-- Prompt --
Return all lines in the material below that contain "title".

-- Provided records --
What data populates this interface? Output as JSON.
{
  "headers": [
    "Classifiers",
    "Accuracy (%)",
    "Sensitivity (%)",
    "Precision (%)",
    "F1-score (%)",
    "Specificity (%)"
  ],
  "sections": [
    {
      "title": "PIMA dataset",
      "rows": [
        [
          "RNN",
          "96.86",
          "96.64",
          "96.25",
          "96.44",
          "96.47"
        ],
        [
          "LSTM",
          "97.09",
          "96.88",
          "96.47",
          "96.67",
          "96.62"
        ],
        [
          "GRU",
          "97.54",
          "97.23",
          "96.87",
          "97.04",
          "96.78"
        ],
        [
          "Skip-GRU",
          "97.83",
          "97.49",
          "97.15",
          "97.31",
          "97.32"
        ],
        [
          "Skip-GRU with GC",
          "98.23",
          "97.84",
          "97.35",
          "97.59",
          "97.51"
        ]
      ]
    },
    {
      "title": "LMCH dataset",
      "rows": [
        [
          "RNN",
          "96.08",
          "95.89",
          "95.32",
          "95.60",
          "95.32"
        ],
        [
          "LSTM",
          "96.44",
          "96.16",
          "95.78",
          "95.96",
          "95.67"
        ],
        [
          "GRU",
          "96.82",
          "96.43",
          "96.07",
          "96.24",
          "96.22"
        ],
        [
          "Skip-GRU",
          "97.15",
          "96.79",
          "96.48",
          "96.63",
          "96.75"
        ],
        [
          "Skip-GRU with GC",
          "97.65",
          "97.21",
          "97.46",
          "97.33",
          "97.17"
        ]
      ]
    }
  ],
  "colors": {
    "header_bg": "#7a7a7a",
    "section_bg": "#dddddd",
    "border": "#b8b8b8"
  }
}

-- Written reply --
      "title": "PIMA dataset",
      "title": "LMCH dataset",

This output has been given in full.